* _Task directions_: In the copy, include every entry exactly but none of the images.

Collected data entries:
begin
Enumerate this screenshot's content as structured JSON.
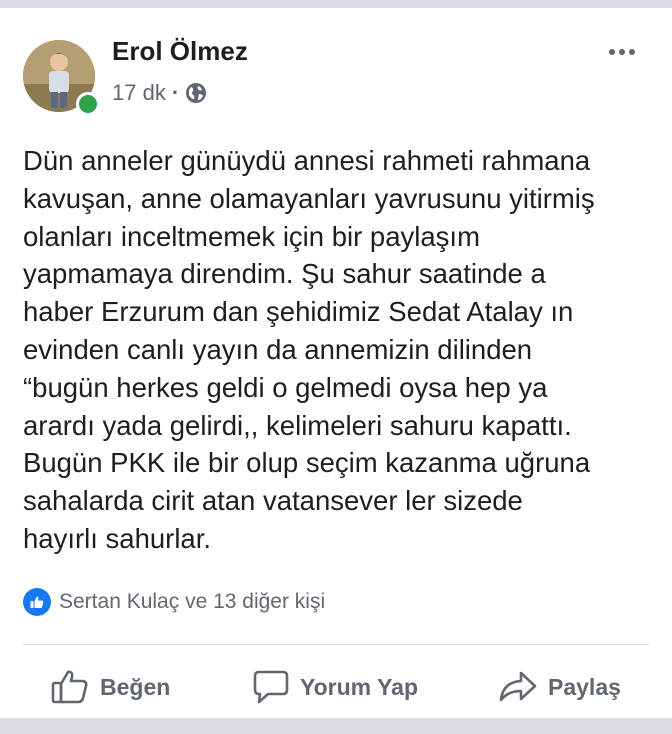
{
  "post": {
    "author": "Erol Ölmez",
    "time": "17 dk",
    "separator": "·",
    "privacy_icon": "globe-icon",
    "text": "Dün anneler günüydü annesi rahmeti rahmana\nkavuşan, anne olamayanları yavrusunu yitirmiş\nolanları inceltmemek için bir paylaşım\nyapmamaya direndim. Şu sahur saatinde a\nhaber Erzurum dan şehidimiz Sedat Atalay ın\nevinden canlı yayın da annemizin dilinden\n“bugün herkes geldi o gelmedi oysa hep ya\narardı yada gelirdi,, kelimeleri sahuru kapattı.\nBugün PKK ile bir olup seçim kazanma uğruna\nsahalarda cirit atan vatansever ler sizede\nhayırlı  sahurlar.",
    "reactions": "Sertan Kulaç ve 13 diğer kişi",
    "online_status_color": "#31a24c",
    "like_color": "#1877f2"
  },
  "actions": {
    "like": "Beğen",
    "comment": "Yorum Yap",
    "share": "Paylaş"
  }
}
end
* _Reply to the task_:
Enumerate this screenshot's content as structured JSON.
{
  "post": {
    "author": "Erol Ölmez",
    "time": "17 dk",
    "separator": "·",
    "privacy_icon": "globe-icon",
    "text": "Dün anneler günüydü annesi rahmeti rahmana\nkavuşan, anne olamayanları yavrusunu yitirmiş\nolanları inceltmemek için bir paylaşım\nyapmamaya direndim. Şu sahur saatinde a\nhaber Erzurum dan şehidimiz Sedat Atalay ın\nevinden canlı yayın da annemizin dilinden\n“bugün herkes geldi o gelmedi oysa hep ya\narardı yada gelirdi,, kelimeleri sahuru kapattı.\nBugün PKK ile bir olup seçim kazanma uğruna\nsahalarda cirit atan vatansever ler sizede\nhayırlı  sahurlar.",
    "reactions": "Sertan Kulaç ve 13 diğer kişi",
    "online_status_color": "#31a24c",
    "like_color": "#1877f2"
  },
  "actions": {
    "like": "Beğen",
    "comment": "Yorum Yap",
    "share": "Paylaş"
  }
}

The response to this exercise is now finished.